* **DATA LISTING**
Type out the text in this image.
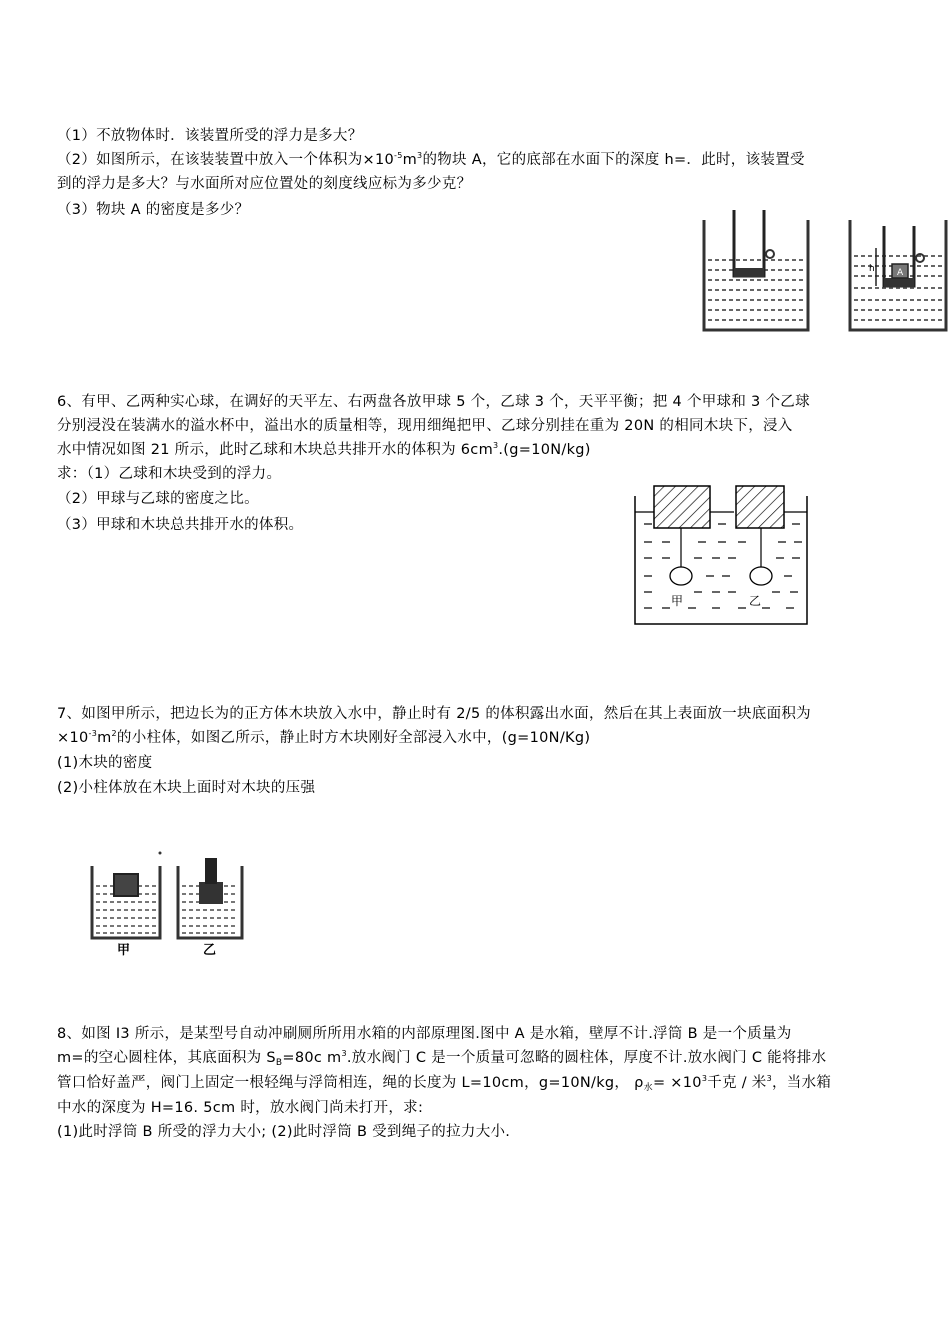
（1）不放物体时．该装置所受的浮力是多大？
（2）如图所示，在该装装置中放入一个体积为$\times 10^{-5}m^3$的物块 A，它的底部在水面下的深度 h=．此时，该装置受
到的浮力是多大？与水面所对应位置处的刻度线应标为多少克？
（3）物块 A 的密度是多少？
A
h
6、有甲、乙两种实心球，在调好的天平左、右两盘各放甲球 5 个，乙球 3 个，天平平衡；把 4 个甲球和 3 个乙球
分别浸没在装满水的溢水杯中，溢出水的质量相等，现用细绳把甲、乙球分别挂在重为 20N 的相同木块下，浸入
水中情况如图 21 所示，此时乙球和木块总共排开水的体积为 $6cm^3.(g=10N/kg)$
求：（1）乙球和木块受到的浮力。
（2）甲球与乙球的密度之比。
（3）甲球和木块总共排开水的体积。
甲	乙
7、如图甲所示，把边长为的正方体木块放入水中，静止时有 2/5 的体积露出水面，然后在其上表面放一块底面积为
$\times 10^{-3}m^2$的小柱体，如图乙所示，静止时方木块刚好全部浸入水中，(g=10N/Kg)
(1)木块的密度
(2)小柱体放在木块上面时对木块的压强
甲	乙
8、如图 I3 所示，是某型号自动冲刷厕所所用水箱的内部原理图.图中 A 是水箱，壁厚不计.浮筒 B 是一个质量为
m=的空心圆柱体，其底面积为 $S_B=80c$ $m^3$.放水阀门 C 是一个质量可忽略的圆柱体，厚度不计.放水阀门 C 能将排水
管口恰好盖严，阀门上固定一根轻绳与浮筒相连，绳的长度为 L=10cm，g=10N/kg， $\rho_水= \times 10^3$千克 / 米$^3$，当水箱
中水的深度为 H=16. 5cm 时，放水阀门尚未打开，求:
(1)此时浮筒 B 所受的浮力大小; (2)此时浮筒 B 受到绳子的拉力大小.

* **JOB**
Quote all of the entries word for word, omitting any pictures.

* **FINISHED TASK**
Type out the text in this image.
（1）不放物体时．该装置所受的浮力是多大？
（2）如图所示，在该装装置中放入一个体积为$\times 10^{-5}m^3$的物块 A，它的底部在水面下的深度 h=．此时，该装置受
到的浮力是多大？与水面所对应位置处的刻度线应标为多少克？
（3）物块 A 的密度是多少？
A
h
6、有甲、乙两种实心球，在调好的天平左、右两盘各放甲球 5 个，乙球 3 个，天平平衡；把 4 个甲球和 3 个乙球
分别浸没在装满水的溢水杯中，溢出水的质量相等，现用细绳把甲、乙球分别挂在重为 20N 的相同木块下，浸入
水中情况如图 21 所示，此时乙球和木块总共排开水的体积为 $6cm^3.(g=10N/kg)$
求：（1）乙球和木块受到的浮力。
（2）甲球与乙球的密度之比。
（3）甲球和木块总共排开水的体积。
甲	乙
7、如图甲所示，把边长为的正方体木块放入水中，静止时有 2/5 的体积露出水面，然后在其上表面放一块底面积为
$\times 10^{-3}m^2$的小柱体，如图乙所示，静止时方木块刚好全部浸入水中，(g=10N/Kg)
(1)木块的密度
(2)小柱体放在木块上面时对木块的压强
甲	乙
8、如图 I3 所示，是某型号自动冲刷厕所所用水箱的内部原理图.图中 A 是水箱，壁厚不计.浮筒 B 是一个质量为
m=的空心圆柱体，其底面积为 $S_B=80c$ $m^3$.放水阀门 C 是一个质量可忽略的圆柱体，厚度不计.放水阀门 C 能将排水
管口恰好盖严，阀门上固定一根轻绳与浮筒相连，绳的长度为 L=10cm，g=10N/kg， $\rho_水= \times 10^3$千克 / 米$^3$，当水箱
中水的深度为 H=16. 5cm 时，放水阀门尚未打开，求:
(1)此时浮筒 B 所受的浮力大小; (2)此时浮筒 B 受到绳子的拉力大小.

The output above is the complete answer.